WRITTEN INSTRUCTION »
Omit all pictures and give the records below again exactly as written.

━━ RECORDED DATA

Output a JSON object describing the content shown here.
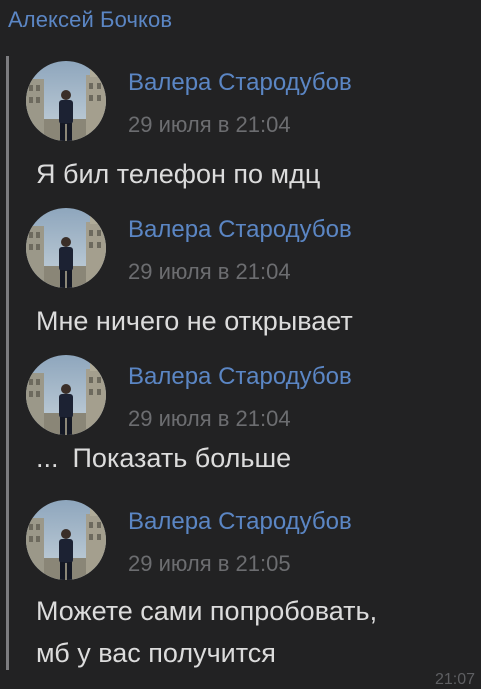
{
  "sender": {
    "name": "Алексей Бочков"
  },
  "forwarded": [
    {
      "author": "Валера Стародубов",
      "time": "29 июля в 21:04",
      "text": [
        "Я бил телефон по мдц"
      ]
    },
    {
      "author": "Валера Стародубов",
      "time": "29 июля в 21:04",
      "text": [
        "Мне ничего не открывает"
      ]
    },
    {
      "author": "Валера Стародубов",
      "time": "29 июля в 21:04",
      "text": []
    },
    {
      "author": "Валера Стародубов",
      "time": "29 июля в 21:05",
      "text": [
        "Можете сами попробовать,",
        "мб у вас получится"
      ]
    }
  ],
  "show_more": {
    "dots": "...",
    "label": "Показать больше"
  },
  "message_time": "21:07",
  "colors": {
    "background": "#222223",
    "link_blue": "#5b86c4",
    "timestamp_gray": "#6c6d70",
    "text": "#dcdcdc",
    "quote_bar": "#7d7d80"
  }
}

━━━━

EXERCISE ANSWER »
Output a JSON object describing the content shown here.
{
  "sender": {
    "name": "Алексей Бочков"
  },
  "forwarded": [
    {
      "author": "Валера Стародубов",
      "time": "29 июля в 21:04",
      "text": [
        "Я бил телефон по мдц"
      ]
    },
    {
      "author": "Валера Стародубов",
      "time": "29 июля в 21:04",
      "text": [
        "Мне ничего не открывает"
      ]
    },
    {
      "author": "Валера Стародубов",
      "time": "29 июля в 21:04",
      "text": []
    },
    {
      "author": "Валера Стародубов",
      "time": "29 июля в 21:05",
      "text": [
        "Можете сами попробовать,",
        "мб у вас получится"
      ]
    }
  ],
  "show_more": {
    "dots": "...",
    "label": "Показать больше"
  },
  "message_time": "21:07",
  "colors": {
    "background": "#222223",
    "link_blue": "#5b86c4",
    "timestamp_gray": "#6c6d70",
    "text": "#dcdcdc",
    "quote_bar": "#7d7d80"
  }
}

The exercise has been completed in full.